GIVEN PROBLEM
Quote all of the entries word for word.
##### MATERIAL FOR THIS EXERCISE #####
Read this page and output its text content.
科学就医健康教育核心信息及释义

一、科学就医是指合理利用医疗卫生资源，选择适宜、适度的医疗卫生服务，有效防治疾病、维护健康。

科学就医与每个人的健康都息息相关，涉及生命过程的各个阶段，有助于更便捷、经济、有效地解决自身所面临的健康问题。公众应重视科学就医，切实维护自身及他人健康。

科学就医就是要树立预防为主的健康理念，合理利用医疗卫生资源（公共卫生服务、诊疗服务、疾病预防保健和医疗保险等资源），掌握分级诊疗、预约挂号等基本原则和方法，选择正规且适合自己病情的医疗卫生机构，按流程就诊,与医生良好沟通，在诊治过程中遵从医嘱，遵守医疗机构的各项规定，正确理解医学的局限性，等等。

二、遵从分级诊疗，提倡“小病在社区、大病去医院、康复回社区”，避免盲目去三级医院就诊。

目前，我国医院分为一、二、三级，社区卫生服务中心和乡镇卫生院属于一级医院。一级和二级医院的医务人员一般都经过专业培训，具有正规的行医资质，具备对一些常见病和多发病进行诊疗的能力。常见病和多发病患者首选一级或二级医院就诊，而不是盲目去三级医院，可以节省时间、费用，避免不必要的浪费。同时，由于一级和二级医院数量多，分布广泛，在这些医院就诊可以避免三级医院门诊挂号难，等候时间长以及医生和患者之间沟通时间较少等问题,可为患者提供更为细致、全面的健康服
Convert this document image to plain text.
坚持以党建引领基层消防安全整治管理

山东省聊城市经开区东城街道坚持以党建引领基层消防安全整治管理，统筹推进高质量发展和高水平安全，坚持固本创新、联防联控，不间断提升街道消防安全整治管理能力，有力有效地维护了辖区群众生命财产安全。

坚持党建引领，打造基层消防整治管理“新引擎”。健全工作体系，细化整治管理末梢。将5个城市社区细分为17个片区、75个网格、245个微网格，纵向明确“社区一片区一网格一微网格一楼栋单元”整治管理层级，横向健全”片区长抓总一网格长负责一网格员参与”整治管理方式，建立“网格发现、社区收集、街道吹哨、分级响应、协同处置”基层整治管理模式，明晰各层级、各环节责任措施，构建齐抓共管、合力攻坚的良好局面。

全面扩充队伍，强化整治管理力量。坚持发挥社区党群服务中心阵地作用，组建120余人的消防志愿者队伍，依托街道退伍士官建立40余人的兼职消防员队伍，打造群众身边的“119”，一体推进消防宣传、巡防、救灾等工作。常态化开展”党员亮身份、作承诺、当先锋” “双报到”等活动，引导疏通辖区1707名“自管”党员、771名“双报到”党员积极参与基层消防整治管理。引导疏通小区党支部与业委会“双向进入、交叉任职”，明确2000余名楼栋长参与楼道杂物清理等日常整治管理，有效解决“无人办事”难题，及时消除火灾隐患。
#####
THE SOLUTION
Read this page and output its text content.
科学就医健康教育核心信息及释义

一、科学就医是指合理利用医疗卫生资源，选择适宜、适度的医疗卫生服务，有效防治疾病、维护健康。

科学就医与每个人的健康都息息相关，涉及生命过程的各个阶段，有助于更便捷、经济、有效地解决自身所面临的健康问题。公众应重视科学就医，切实维护自身及他人健康。

科学就医就是要树立预防为主的健康理念，合理利用医疗卫生资源（公共卫生服务、诊疗服务、疾病预防保健和医疗保险等资源），掌握分级诊疗、预约挂号等基本原则和方法，选择正规且适合自己病情的医疗卫生机构，按流程就诊,与医生良好沟通，在诊治过程中遵从医嘱，遵守医疗机构的各项规定，正确理解医学的局限性，等等。

二、遵从分级诊疗，提倡“小病在社区、大病去医院、康复回社区”，避免盲目去三级医院就诊。

目前，我国医院分为一、二、三级，社区卫生服务中心和乡镇卫生院属于一级医院。一级和二级医院的医务人员一般都经过专业培训，具有正规的行医资质，具备对一些常见病和多发病进行诊疗的能力。常见病和多发病患者首选一级或二级医院就诊，而不是盲目去三级医院，可以节省时间、费用，避免不必要的浪费。同时，由于一级和二级医院数量多，分布广泛，在这些医院就诊可以避免三级医院门诊挂号难，等候时间长以及医生和患者之间沟通时间较少等问题,可为患者提供更为细致、全面的健康服
Convert this document image to plain text.
坚持以党建引领基层消防安全整治管理

山东省聊城市经开区东城街道坚持以党建引领基层消防安全整治管理，统筹推进高质量发展和高水平安全，坚持固本创新、联防联控，不间断提升街道消防安全整治管理能力，有力有效地维护了辖区群众生命财产安全。

坚持党建引领，打造基层消防整治管理“新引擎”。健全工作体系，细化整治管理末梢。将5个城市社区细分为17个片区、75个网格、245个微网格，纵向明确“社区一片区一网格一微网格一楼栋单元”整治管理层级，横向健全”片区长抓总一网格长负责一网格员参与”整治管理方式，建立“网格发现、社区收集、街道吹哨、分级响应、协同处置”基层整治管理模式，明晰各层级、各环节责任措施，构建齐抓共管、合力攻坚的良好局面。

全面扩充队伍，强化整治管理力量。坚持发挥社区党群服务中心阵地作用，组建120余人的消防志愿者队伍，依托街道退伍士官建立40余人的兼职消防员队伍，打造群众身边的“119”，一体推进消防宣传、巡防、救灾等工作。常态化开展”党员亮身份、作承诺、当先锋” “双报到”等活动，引导疏通辖区1707名“自管”党员、771名“双报到”党员积极参与基层消防整治管理。引导疏通小区党支部与业委会“双向进入、交叉任职”，明确2000余名楼栋长参与楼道杂物清理等日常整治管理，有效解决“无人办事”难题，及时消除火灾隐患。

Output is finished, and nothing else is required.